- **Stated goal**
Each entry below is to be extracted exactly.

##########

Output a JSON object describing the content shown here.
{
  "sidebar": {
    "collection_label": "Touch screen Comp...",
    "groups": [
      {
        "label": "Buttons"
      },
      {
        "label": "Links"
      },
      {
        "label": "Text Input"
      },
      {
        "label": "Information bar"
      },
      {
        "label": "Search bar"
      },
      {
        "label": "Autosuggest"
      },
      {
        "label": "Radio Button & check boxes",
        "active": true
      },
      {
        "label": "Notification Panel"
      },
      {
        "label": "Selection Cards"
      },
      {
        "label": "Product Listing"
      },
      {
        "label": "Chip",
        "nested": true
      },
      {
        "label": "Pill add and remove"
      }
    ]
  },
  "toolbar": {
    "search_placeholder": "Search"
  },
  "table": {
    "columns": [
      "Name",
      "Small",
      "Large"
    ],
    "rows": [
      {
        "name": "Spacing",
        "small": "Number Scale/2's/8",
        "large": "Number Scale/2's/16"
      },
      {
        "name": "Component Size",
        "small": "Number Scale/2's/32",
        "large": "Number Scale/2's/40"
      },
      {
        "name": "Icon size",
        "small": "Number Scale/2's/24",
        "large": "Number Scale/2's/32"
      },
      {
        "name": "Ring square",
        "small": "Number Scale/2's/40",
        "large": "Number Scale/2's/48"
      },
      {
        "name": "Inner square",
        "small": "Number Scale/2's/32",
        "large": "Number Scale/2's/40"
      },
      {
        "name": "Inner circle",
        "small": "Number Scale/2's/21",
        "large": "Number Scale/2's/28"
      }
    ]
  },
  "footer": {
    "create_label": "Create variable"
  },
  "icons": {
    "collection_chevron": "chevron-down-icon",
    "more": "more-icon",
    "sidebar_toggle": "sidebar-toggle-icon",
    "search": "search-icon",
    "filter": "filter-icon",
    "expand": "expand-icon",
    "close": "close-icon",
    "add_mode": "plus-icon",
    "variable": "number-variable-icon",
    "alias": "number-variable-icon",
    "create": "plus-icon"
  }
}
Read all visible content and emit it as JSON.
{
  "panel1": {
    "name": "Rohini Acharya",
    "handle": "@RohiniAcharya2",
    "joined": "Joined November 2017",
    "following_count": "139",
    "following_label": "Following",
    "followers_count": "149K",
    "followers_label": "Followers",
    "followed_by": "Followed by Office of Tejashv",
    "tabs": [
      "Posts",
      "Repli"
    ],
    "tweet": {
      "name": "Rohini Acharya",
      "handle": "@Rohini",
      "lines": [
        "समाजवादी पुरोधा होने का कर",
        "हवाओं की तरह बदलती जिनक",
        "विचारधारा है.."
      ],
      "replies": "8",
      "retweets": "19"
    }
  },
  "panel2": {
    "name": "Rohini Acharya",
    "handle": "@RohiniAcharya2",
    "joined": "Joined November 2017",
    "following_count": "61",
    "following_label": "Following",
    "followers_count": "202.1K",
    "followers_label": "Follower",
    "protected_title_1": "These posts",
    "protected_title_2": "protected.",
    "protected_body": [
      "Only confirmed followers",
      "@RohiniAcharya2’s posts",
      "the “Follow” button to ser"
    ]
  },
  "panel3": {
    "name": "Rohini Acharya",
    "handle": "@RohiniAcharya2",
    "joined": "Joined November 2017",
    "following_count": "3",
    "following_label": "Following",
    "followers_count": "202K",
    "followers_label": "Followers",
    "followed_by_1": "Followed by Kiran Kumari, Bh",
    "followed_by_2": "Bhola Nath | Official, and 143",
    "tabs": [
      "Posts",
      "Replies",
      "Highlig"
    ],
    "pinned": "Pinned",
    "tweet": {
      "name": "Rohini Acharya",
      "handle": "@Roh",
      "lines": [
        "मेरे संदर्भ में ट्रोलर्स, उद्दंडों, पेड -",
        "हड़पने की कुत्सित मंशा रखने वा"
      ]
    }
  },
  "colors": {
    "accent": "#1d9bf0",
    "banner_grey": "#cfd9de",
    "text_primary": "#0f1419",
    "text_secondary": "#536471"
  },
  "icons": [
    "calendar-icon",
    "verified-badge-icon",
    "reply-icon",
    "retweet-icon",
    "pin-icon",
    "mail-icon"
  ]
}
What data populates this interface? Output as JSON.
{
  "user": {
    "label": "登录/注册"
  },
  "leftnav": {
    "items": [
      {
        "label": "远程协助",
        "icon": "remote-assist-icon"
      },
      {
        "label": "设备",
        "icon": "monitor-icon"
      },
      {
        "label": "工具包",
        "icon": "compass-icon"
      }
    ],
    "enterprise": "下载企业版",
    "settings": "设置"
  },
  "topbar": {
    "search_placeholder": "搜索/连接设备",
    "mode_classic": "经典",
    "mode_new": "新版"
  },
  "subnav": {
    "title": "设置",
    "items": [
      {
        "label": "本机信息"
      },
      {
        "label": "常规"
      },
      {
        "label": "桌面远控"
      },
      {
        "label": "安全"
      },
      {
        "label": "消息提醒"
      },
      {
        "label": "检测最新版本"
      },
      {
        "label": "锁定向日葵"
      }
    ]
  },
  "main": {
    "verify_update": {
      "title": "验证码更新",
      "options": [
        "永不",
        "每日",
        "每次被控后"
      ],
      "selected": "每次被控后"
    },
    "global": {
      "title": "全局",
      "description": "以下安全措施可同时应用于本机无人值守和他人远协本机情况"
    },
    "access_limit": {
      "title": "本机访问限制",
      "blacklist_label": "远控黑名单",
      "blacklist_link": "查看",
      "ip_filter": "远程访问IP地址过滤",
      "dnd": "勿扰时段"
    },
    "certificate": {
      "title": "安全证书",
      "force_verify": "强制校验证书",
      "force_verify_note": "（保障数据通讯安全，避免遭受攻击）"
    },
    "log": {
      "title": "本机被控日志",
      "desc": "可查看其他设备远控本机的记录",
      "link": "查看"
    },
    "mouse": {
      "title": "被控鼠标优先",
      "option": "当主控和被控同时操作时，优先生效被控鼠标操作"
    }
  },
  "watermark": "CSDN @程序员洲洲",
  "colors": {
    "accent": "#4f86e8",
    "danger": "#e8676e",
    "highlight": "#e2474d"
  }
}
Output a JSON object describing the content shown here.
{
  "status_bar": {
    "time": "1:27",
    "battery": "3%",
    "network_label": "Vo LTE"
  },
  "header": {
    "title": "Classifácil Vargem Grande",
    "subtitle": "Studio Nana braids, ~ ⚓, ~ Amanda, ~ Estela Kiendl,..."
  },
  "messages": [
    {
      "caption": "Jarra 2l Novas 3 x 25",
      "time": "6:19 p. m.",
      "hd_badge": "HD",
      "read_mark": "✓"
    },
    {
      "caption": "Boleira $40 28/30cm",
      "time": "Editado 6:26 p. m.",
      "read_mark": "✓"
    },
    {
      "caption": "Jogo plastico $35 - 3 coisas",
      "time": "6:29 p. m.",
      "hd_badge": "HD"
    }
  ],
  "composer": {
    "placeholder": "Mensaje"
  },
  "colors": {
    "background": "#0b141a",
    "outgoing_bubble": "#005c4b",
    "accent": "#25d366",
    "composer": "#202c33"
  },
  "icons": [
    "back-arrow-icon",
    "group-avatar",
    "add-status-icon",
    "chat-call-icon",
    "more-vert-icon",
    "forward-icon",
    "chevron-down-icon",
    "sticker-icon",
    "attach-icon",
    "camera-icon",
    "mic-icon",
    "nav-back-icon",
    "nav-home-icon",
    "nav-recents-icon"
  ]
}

##########

- **Task result**
Output a JSON object describing the content shown here.
{
  "sidebar": {
    "collection_label": "Touch screen Comp...",
    "groups": [
      {
        "label": "Buttons"
      },
      {
        "label": "Links"
      },
      {
        "label": "Text Input"
      },
      {
        "label": "Information bar"
      },
      {
        "label": "Search bar"
      },
      {
        "label": "Autosuggest"
      },
      {
        "label": "Radio Button & check boxes",
        "active": true
      },
      {
        "label": "Notification Panel"
      },
      {
        "label": "Selection Cards"
      },
      {
        "label": "Product Listing"
      },
      {
        "label": "Chip",
        "nested": true
      },
      {
        "label": "Pill add and remove"
      }
    ]
  },
  "toolbar": {
    "search_placeholder": "Search"
  },
  "table": {
    "columns": [
      "Name",
      "Small",
      "Large"
    ],
    "rows": [
      {
        "name": "Spacing",
        "small": "Number Scale/2's/8",
        "large": "Number Scale/2's/16"
      },
      {
        "name": "Component Size",
        "small": "Number Scale/2's/32",
        "large": "Number Scale/2's/40"
      },
      {
        "name": "Icon size",
        "small": "Number Scale/2's/24",
        "large": "Number Scale/2's/32"
      },
      {
        "name": "Ring square",
        "small": "Number Scale/2's/40",
        "large": "Number Scale/2's/48"
      },
      {
        "name": "Inner square",
        "small": "Number Scale/2's/32",
        "large": "Number Scale/2's/40"
      },
      {
        "name": "Inner circle",
        "small": "Number Scale/2's/21",
        "large": "Number Scale/2's/28"
      }
    ]
  },
  "footer": {
    "create_label": "Create variable"
  },
  "icons": {
    "collection_chevron": "chevron-down-icon",
    "more": "more-icon",
    "sidebar_toggle": "sidebar-toggle-icon",
    "search": "search-icon",
    "filter": "filter-icon",
    "expand": "expand-icon",
    "close": "close-icon",
    "add_mode": "plus-icon",
    "variable": "number-variable-icon",
    "alias": "number-variable-icon",
    "create": "plus-icon"
  }
}
Read all visible content and emit it as JSON.
{
  "panel1": {
    "name": "Rohini Acharya",
    "handle": "@RohiniAcharya2",
    "joined": "Joined November 2017",
    "following_count": "139",
    "following_label": "Following",
    "followers_count": "149K",
    "followers_label": "Followers",
    "followed_by": "Followed by Office of Tejashv",
    "tabs": [
      "Posts",
      "Repli"
    ],
    "tweet": {
      "name": "Rohini Acharya",
      "handle": "@Rohini",
      "lines": [
        "समाजवादी पुरोधा होने का कर",
        "हवाओं की तरह बदलती जिनक",
        "विचारधारा है.."
      ],
      "replies": "8",
      "retweets": "19"
    }
  },
  "panel2": {
    "name": "Rohini Acharya",
    "handle": "@RohiniAcharya2",
    "joined": "Joined November 2017",
    "following_count": "61",
    "following_label": "Following",
    "followers_count": "202.1K",
    "followers_label": "Follower",
    "protected_title_1": "These posts",
    "protected_title_2": "protected.",
    "protected_body": [
      "Only confirmed followers",
      "@RohiniAcharya2’s posts",
      "the “Follow” button to ser"
    ]
  },
  "panel3": {
    "name": "Rohini Acharya",
    "handle": "@RohiniAcharya2",
    "joined": "Joined November 2017",
    "following_count": "3",
    "following_label": "Following",
    "followers_count": "202K",
    "followers_label": "Followers",
    "followed_by_1": "Followed by Kiran Kumari, Bh",
    "followed_by_2": "Bhola Nath | Official, and 143",
    "tabs": [
      "Posts",
      "Replies",
      "Highlig"
    ],
    "pinned": "Pinned",
    "tweet": {
      "name": "Rohini Acharya",
      "handle": "@Roh",
      "lines": [
        "मेरे संदर्भ में ट्रोलर्स, उद्दंडों, पेड -",
        "हड़पने की कुत्सित मंशा रखने वा"
      ]
    }
  },
  "colors": {
    "accent": "#1d9bf0",
    "banner_grey": "#cfd9de",
    "text_primary": "#0f1419",
    "text_secondary": "#536471"
  },
  "icons": [
    "calendar-icon",
    "verified-badge-icon",
    "reply-icon",
    "retweet-icon",
    "pin-icon",
    "mail-icon"
  ]
}
What data populates this interface? Output as JSON.
{
  "user": {
    "label": "登录/注册"
  },
  "leftnav": {
    "items": [
      {
        "label": "远程协助",
        "icon": "remote-assist-icon"
      },
      {
        "label": "设备",
        "icon": "monitor-icon"
      },
      {
        "label": "工具包",
        "icon": "compass-icon"
      }
    ],
    "enterprise": "下载企业版",
    "settings": "设置"
  },
  "topbar": {
    "search_placeholder": "搜索/连接设备",
    "mode_classic": "经典",
    "mode_new": "新版"
  },
  "subnav": {
    "title": "设置",
    "items": [
      {
        "label": "本机信息"
      },
      {
        "label": "常规"
      },
      {
        "label": "桌面远控"
      },
      {
        "label": "安全"
      },
      {
        "label": "消息提醒"
      },
      {
        "label": "检测最新版本"
      },
      {
        "label": "锁定向日葵"
      }
    ]
  },
  "main": {
    "verify_update": {
      "title": "验证码更新",
      "options": [
        "永不",
        "每日",
        "每次被控后"
      ],
      "selected": "每次被控后"
    },
    "global": {
      "title": "全局",
      "description": "以下安全措施可同时应用于本机无人值守和他人远协本机情况"
    },
    "access_limit": {
      "title": "本机访问限制",
      "blacklist_label": "远控黑名单",
      "blacklist_link": "查看",
      "ip_filter": "远程访问IP地址过滤",
      "dnd": "勿扰时段"
    },
    "certificate": {
      "title": "安全证书",
      "force_verify": "强制校验证书",
      "force_verify_note": "（保障数据通讯安全，避免遭受攻击）"
    },
    "log": {
      "title": "本机被控日志",
      "desc": "可查看其他设备远控本机的记录",
      "link": "查看"
    },
    "mouse": {
      "title": "被控鼠标优先",
      "option": "当主控和被控同时操作时，优先生效被控鼠标操作"
    }
  },
  "watermark": "CSDN @程序员洲洲",
  "colors": {
    "accent": "#4f86e8",
    "danger": "#e8676e",
    "highlight": "#e2474d"
  }
}
Output a JSON object describing the content shown here.
{
  "status_bar": {
    "time": "1:27",
    "battery": "3%",
    "network_label": "Vo LTE"
  },
  "header": {
    "title": "Classifácil Vargem Grande",
    "subtitle": "Studio Nana braids, ~ ⚓, ~ Amanda, ~ Estela Kiendl,..."
  },
  "messages": [
    {
      "caption": "Jarra 2l Novas 3 x 25",
      "time": "6:19 p. m.",
      "hd_badge": "HD",
      "read_mark": "✓"
    },
    {
      "caption": "Boleira $40 28/30cm",
      "time": "Editado 6:26 p. m.",
      "read_mark": "✓"
    },
    {
      "caption": "Jogo plastico $35 - 3 coisas",
      "time": "6:29 p. m.",
      "hd_badge": "HD"
    }
  ],
  "composer": {
    "placeholder": "Mensaje"
  },
  "colors": {
    "background": "#0b141a",
    "outgoing_bubble": "#005c4b",
    "accent": "#25d366",
    "composer": "#202c33"
  },
  "icons": [
    "back-arrow-icon",
    "group-avatar",
    "add-status-icon",
    "chat-call-icon",
    "more-vert-icon",
    "forward-icon",
    "chevron-down-icon",
    "sticker-icon",
    "attach-icon",
    "camera-icon",
    "mic-icon",
    "nav-back-icon",
    "nav-home-icon",
    "nav-recents-icon"
  ]
}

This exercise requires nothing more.